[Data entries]
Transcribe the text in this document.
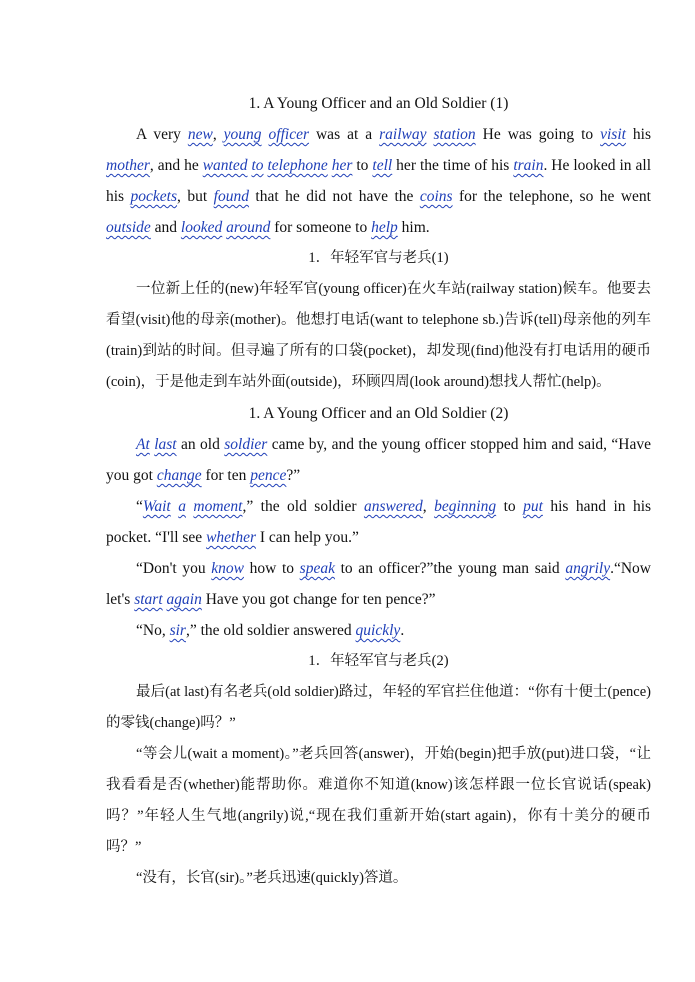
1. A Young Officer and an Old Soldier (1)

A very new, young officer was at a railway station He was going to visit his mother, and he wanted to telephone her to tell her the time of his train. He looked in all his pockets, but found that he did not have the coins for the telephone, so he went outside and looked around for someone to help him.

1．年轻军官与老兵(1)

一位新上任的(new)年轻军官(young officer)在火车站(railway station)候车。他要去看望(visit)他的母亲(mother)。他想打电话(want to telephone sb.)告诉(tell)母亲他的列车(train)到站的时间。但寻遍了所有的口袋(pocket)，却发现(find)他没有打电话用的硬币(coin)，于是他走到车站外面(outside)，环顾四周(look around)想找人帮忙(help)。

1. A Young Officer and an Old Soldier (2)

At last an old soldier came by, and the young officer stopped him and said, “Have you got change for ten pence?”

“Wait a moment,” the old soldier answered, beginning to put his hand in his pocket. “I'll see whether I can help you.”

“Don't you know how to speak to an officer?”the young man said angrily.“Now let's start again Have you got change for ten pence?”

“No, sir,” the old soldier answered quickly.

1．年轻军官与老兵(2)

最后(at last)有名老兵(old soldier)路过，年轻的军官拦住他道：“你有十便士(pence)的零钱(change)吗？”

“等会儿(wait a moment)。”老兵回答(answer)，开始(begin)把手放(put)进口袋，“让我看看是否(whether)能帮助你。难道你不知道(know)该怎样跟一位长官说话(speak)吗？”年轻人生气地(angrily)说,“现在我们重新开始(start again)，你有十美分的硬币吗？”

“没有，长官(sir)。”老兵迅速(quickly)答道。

**TASK INSTRUCTIONS**.
Copy every line of the listing where the word "outside" appears.

**SOLUTION TO THE PROBLEM**.
A very new, young officer was at a railway station He was going to visit his mother, and he wanted to telephone her to tell her the time of his train. He looked in all his pockets, but found that he did not have the coins for the telephone, so he went outside and looked around for someone to help him.
一位新上任的(new)年轻军官(young officer)在火车站(railway station)候车。他要去看望(visit)他的母亲(mother)。他想打电话(want to telephone sb.)告诉(tell)母亲他的列车(train)到站的时间。但寻遍了所有的口袋(pocket)，却发现(find)他没有打电话用的硬币(coin)，于是他走到车站外面(outside)，环顾四周(look around)想找人帮忙(help)。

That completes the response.